WRITTEN INSTRUCTION | Where the word "Indexes" occurs in a line, return that line.
== WORKING DATA ==
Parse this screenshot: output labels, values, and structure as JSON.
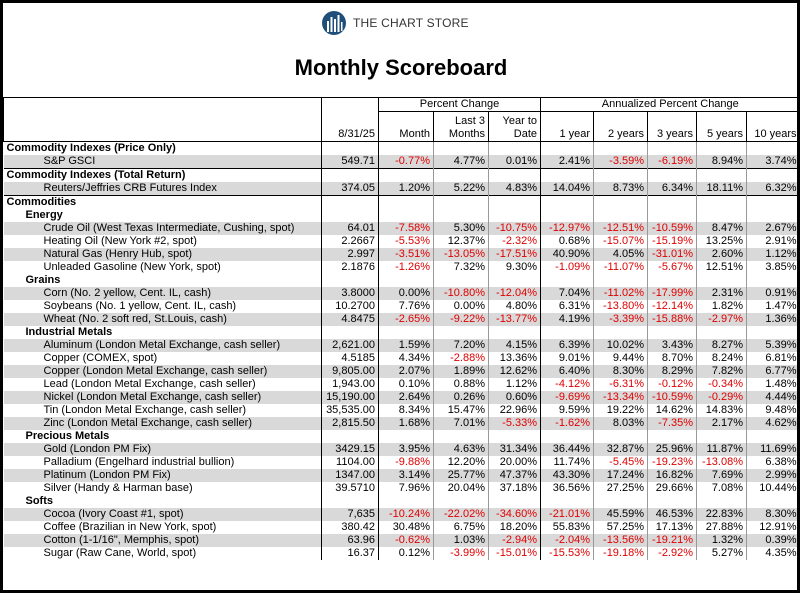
{
  "header": {
    "brand": "THE CHART STORE",
    "title": "Monthly Scoreboard"
  },
  "table": {
    "date": "8/31/25",
    "group1": {
      "title": "Percent Change",
      "columns": [
        "Month",
        "Last 3 Months",
        "Year to Date"
      ]
    },
    "group2": {
      "title": "Annualized Percent Change",
      "columns": [
        "1 year",
        "2 years",
        "3 years",
        "5 years",
        "10 years"
      ]
    },
    "sections": [
      {
        "title": "Commodity Indexes (Price Only)",
        "rows": [
          [
            "S&P GSCI",
            "549.71",
            "-0.77%",
            "4.77%",
            "0.01%",
            "2.41%",
            "-3.59%",
            "-6.19%",
            "8.94%",
            "3.74%"
          ]
        ]
      },
      {
        "title": "Commodity Indexes (Total Return)",
        "rows": [
          [
            "Reuters/Jeffries CRB Futures Index",
            "374.05",
            "1.20%",
            "5.22%",
            "4.83%",
            "14.04%",
            "8.73%",
            "6.34%",
            "18.11%",
            "6.32%"
          ]
        ]
      },
      {
        "title": "Commodities",
        "groups": [
          {
            "title": "Energy",
            "rows": [
              [
                "Crude Oil (West Texas Intermediate, Cushing, spot)",
                "64.01",
                "-7.58%",
                "5.30%",
                "-10.75%",
                "-12.97%",
                "-12.51%",
                "-10.59%",
                "8.47%",
                "2.67%"
              ],
              [
                "Heating Oil (New York #2, spot)",
                "2.2667",
                "-5.53%",
                "12.37%",
                "-2.32%",
                "0.68%",
                "-15.07%",
                "-15.19%",
                "13.25%",
                "2.91%"
              ],
              [
                "Natural Gas (Henry Hub, spot)",
                "2.997",
                "-3.51%",
                "-13.05%",
                "-17.51%",
                "40.90%",
                "4.05%",
                "-31.01%",
                "2.60%",
                "1.12%"
              ],
              [
                "Unleaded Gasoline (New York, spot)",
                "2.1876",
                "-1.26%",
                "7.32%",
                "9.30%",
                "-1.09%",
                "-11.07%",
                "-5.67%",
                "12.51%",
                "3.85%"
              ]
            ]
          },
          {
            "title": "Grains",
            "rows": [
              [
                "Corn (No. 2 yellow, Cent. IL, cash)",
                "3.8000",
                "0.00%",
                "-10.80%",
                "-12.04%",
                "7.04%",
                "-11.02%",
                "-17.99%",
                "2.31%",
                "0.91%"
              ],
              [
                "Soybeans (No. 1 yellow,  Cent. IL, cash)",
                "10.2700",
                "7.76%",
                "0.00%",
                "4.80%",
                "6.31%",
                "-13.80%",
                "-12.14%",
                "1.82%",
                "1.47%"
              ],
              [
                "Wheat (No. 2 soft red, St.Louis, cash)",
                "4.8475",
                "-2.65%",
                "-9.22%",
                "-13.77%",
                "4.19%",
                "-3.39%",
                "-15.88%",
                "-2.97%",
                "1.36%"
              ]
            ]
          },
          {
            "title": "Industrial Metals",
            "rows": [
              [
                "Aluminum (London Metal Exchange, cash seller)",
                "2,621.00",
                "1.59%",
                "7.20%",
                "4.15%",
                "6.39%",
                "10.02%",
                "3.43%",
                "8.27%",
                "5.39%"
              ],
              [
                "Copper (COMEX, spot)",
                "4.5185",
                "4.34%",
                "-2.88%",
                "13.36%",
                "9.01%",
                "9.44%",
                "8.70%",
                "8.24%",
                "6.81%"
              ],
              [
                "Copper (London Metal Exchange, cash seller)",
                "9,805.00",
                "2.07%",
                "1.89%",
                "12.62%",
                "6.40%",
                "8.30%",
                "8.29%",
                "7.82%",
                "6.77%"
              ],
              [
                "Lead (London Metal Exchange, cash seller)",
                "1,943.00",
                "0.10%",
                "0.88%",
                "1.12%",
                "-4.12%",
                "-6.31%",
                "-0.12%",
                "-0.34%",
                "1.48%"
              ],
              [
                "Nickel (London Metal Exchange, cash seller)",
                "15,190.00",
                "2.64%",
                "0.26%",
                "0.60%",
                "-9.69%",
                "-13.34%",
                "-10.59%",
                "-0.29%",
                "4.44%"
              ],
              [
                "Tin (London Metal Exchange, cash seller)",
                "35,535.00",
                "8.34%",
                "15.47%",
                "22.96%",
                "9.59%",
                "19.22%",
                "14.62%",
                "14.83%",
                "9.48%"
              ],
              [
                "Zinc (London Metal Exchange, cash seller)",
                "2,815.50",
                "1.68%",
                "7.01%",
                "-5.33%",
                "-1.62%",
                "8.03%",
                "-7.35%",
                "2.17%",
                "4.62%"
              ]
            ]
          },
          {
            "title": "Precious Metals",
            "rows": [
              [
                "Gold (London PM Fix)",
                "3429.15",
                "3.95%",
                "4.63%",
                "31.34%",
                "36.44%",
                "32.87%",
                "25.96%",
                "11.87%",
                "11.69%"
              ],
              [
                "Palladium (Engelhard industrial bullion)",
                "1104.00",
                "-9.88%",
                "12.20%",
                "20.00%",
                "11.74%",
                "-5.45%",
                "-19.23%",
                "-13.08%",
                "6.38%"
              ],
              [
                "Platinum (London PM Fix)",
                "1347.00",
                "3.14%",
                "25.77%",
                "47.37%",
                "43.30%",
                "17.24%",
                "16.82%",
                "7.69%",
                "2.99%"
              ],
              [
                "Silver (Handy & Harman base)",
                "39.5710",
                "7.96%",
                "20.04%",
                "37.18%",
                "36.56%",
                "27.25%",
                "29.66%",
                "7.08%",
                "10.44%"
              ]
            ]
          },
          {
            "title": "Softs",
            "rows": [
              [
                "Cocoa (Ivory Coast #1, spot)",
                "7,635",
                "-10.24%",
                "-22.02%",
                "-34.60%",
                "-21.01%",
                "45.59%",
                "46.53%",
                "22.83%",
                "8.30%"
              ],
              [
                "Coffee (Brazilian in New York, spot)",
                "380.42",
                "30.48%",
                "6.75%",
                "18.20%",
                "55.83%",
                "57.25%",
                "17.13%",
                "27.88%",
                "12.91%"
              ],
              [
                "Cotton (1-1/16\", Memphis, spot)",
                "63.96",
                "-0.62%",
                "1.03%",
                "-2.94%",
                "-2.04%",
                "-13.56%",
                "-19.21%",
                "1.32%",
                "0.39%"
              ],
              [
                "Sugar (Raw Cane, World, spot)",
                "16.37",
                "0.12%",
                "-3.99%",
                "-15.01%",
                "-15.53%",
                "-19.18%",
                "-2.92%",
                "5.27%",
                "4.35%"
              ]
            ]
          }
        ]
      }
    ]
  }
}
===
SOLUTION |
        "title": "Commodity Indexes (Price Only)",
        "title": "Commodity Indexes (Total Return)",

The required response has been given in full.